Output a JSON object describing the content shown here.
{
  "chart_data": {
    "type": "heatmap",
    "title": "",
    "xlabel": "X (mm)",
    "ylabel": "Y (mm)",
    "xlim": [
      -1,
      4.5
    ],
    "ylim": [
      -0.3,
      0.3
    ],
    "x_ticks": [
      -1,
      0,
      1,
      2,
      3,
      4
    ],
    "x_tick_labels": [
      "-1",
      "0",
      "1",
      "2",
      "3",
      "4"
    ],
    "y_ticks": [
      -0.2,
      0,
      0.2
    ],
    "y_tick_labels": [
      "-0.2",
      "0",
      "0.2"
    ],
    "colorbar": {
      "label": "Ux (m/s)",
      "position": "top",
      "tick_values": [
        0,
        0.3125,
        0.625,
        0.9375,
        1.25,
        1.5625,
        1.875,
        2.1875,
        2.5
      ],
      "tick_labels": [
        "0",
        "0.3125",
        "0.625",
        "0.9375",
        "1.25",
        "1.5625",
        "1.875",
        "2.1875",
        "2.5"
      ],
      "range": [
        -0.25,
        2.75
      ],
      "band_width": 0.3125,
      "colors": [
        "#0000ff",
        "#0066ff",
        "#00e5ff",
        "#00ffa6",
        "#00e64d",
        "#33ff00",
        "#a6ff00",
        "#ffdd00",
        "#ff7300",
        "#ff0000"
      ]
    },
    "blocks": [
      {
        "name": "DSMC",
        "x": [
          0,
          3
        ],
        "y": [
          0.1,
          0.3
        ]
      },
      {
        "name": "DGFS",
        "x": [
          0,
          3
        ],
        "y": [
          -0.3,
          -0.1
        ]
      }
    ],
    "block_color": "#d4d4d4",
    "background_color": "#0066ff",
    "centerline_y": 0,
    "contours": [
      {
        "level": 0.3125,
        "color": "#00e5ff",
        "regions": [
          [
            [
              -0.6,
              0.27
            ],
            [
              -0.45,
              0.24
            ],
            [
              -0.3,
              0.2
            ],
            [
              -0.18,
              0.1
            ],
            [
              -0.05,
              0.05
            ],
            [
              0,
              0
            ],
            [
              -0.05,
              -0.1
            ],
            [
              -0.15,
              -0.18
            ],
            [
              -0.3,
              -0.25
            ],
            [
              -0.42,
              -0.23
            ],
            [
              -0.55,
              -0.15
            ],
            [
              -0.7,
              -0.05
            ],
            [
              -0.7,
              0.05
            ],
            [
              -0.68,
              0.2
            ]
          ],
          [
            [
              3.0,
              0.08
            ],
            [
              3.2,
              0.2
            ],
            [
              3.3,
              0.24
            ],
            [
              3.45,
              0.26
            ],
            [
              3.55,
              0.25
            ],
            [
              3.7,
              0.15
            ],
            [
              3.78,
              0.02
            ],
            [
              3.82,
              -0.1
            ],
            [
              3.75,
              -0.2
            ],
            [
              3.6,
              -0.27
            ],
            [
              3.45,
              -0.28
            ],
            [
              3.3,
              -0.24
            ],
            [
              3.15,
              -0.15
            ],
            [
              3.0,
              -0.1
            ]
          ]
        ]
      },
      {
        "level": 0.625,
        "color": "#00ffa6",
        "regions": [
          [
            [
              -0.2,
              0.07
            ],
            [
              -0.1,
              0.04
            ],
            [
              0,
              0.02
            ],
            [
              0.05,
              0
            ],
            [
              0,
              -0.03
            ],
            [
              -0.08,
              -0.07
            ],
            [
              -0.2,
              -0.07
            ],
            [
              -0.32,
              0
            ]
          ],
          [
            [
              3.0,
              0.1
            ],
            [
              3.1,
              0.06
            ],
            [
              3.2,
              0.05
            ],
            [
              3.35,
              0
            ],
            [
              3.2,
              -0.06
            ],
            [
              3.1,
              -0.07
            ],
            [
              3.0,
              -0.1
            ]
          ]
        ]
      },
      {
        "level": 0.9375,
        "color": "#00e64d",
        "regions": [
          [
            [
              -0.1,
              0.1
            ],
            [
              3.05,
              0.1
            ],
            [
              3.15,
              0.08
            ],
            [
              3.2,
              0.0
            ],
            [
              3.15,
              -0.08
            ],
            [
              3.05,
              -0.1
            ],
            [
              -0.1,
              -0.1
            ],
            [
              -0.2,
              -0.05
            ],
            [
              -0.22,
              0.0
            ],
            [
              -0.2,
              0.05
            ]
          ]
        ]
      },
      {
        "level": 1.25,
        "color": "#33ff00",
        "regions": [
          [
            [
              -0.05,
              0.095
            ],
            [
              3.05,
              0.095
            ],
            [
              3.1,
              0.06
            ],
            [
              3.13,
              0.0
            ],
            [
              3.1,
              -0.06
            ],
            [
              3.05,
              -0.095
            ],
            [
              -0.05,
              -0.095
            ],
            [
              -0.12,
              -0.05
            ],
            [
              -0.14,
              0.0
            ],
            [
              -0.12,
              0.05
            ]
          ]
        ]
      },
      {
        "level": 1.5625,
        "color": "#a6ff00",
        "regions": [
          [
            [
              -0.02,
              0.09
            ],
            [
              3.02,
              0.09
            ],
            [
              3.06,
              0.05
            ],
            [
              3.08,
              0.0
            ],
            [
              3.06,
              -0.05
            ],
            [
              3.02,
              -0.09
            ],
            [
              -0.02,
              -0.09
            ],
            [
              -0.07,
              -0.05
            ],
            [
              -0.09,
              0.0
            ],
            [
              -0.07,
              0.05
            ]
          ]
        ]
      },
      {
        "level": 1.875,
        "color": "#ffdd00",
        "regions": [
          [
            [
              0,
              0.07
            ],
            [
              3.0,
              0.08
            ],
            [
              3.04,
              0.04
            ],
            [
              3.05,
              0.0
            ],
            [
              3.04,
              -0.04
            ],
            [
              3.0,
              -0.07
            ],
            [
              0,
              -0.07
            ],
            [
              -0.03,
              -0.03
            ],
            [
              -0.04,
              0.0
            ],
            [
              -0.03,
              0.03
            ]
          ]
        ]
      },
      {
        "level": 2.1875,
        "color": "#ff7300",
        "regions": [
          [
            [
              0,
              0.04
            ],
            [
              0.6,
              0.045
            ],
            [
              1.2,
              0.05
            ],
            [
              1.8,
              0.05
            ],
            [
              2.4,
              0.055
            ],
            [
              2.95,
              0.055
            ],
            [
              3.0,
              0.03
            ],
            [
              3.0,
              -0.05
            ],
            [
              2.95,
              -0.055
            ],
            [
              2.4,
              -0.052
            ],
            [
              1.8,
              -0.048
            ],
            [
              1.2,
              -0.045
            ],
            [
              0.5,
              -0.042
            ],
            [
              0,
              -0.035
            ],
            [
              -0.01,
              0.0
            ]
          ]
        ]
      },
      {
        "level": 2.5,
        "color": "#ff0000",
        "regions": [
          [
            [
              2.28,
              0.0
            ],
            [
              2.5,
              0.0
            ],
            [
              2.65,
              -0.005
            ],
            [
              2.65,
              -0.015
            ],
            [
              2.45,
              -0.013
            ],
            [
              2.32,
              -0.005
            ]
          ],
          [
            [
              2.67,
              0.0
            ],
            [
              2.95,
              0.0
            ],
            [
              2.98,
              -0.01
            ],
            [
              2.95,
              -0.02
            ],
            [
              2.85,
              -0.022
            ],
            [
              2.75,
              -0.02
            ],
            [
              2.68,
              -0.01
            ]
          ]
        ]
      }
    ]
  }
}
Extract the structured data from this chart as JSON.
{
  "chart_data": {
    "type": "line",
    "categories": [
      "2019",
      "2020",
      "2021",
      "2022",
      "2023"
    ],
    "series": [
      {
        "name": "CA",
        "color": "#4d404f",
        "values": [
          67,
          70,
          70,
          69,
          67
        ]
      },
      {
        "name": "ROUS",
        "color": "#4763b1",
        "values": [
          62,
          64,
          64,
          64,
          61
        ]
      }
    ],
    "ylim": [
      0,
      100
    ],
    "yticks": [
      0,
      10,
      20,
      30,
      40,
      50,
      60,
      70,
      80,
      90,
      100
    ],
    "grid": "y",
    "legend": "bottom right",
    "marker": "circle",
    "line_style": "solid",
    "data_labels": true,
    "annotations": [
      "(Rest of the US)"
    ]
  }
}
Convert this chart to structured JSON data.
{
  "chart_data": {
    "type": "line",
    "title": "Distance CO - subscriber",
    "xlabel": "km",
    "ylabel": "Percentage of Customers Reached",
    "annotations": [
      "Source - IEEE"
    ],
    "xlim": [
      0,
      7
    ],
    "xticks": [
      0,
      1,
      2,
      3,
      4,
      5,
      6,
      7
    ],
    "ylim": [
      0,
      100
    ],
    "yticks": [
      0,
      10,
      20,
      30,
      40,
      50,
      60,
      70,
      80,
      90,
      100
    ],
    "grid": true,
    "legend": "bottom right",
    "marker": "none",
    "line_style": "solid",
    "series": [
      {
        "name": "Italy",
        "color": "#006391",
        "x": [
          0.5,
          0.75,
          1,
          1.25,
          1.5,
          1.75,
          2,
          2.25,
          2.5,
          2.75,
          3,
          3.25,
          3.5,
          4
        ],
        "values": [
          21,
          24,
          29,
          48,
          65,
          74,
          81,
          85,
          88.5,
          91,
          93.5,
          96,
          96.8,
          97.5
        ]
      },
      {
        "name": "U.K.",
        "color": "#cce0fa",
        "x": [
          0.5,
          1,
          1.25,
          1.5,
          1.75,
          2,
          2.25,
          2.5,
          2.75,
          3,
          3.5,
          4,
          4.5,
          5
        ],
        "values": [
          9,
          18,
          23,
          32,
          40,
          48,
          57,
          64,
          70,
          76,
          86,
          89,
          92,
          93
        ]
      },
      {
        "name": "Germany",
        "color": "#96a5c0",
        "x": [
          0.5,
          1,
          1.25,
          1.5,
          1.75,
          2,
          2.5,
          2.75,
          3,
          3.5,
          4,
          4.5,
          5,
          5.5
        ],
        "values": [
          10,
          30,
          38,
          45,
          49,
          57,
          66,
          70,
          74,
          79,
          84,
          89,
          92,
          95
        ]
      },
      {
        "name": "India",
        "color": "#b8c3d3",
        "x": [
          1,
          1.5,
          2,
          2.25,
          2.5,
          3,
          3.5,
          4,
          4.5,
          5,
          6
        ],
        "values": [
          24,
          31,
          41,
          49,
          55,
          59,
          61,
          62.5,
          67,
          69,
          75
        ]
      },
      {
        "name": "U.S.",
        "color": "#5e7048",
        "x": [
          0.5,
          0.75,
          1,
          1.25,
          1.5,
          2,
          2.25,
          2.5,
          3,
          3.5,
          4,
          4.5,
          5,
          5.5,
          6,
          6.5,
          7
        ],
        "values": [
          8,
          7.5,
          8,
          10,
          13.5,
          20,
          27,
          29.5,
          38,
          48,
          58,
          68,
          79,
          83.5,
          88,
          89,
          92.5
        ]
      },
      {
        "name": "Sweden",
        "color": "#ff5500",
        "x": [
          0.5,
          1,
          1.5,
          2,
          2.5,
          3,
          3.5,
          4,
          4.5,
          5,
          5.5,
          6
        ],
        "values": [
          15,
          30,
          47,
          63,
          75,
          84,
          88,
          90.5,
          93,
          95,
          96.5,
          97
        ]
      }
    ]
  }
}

(REQUIRED WORK) Pick out the lines above that hold the string "level" and show them.

(THE ANSWER)
        "level": 0.3125,
        "level": 0.625,
        "level": 0.9375,
        "level": 1.25,
        "level": 1.5625,
        "level": 1.875,
        "level": 2.1875,
        "level": 2.5,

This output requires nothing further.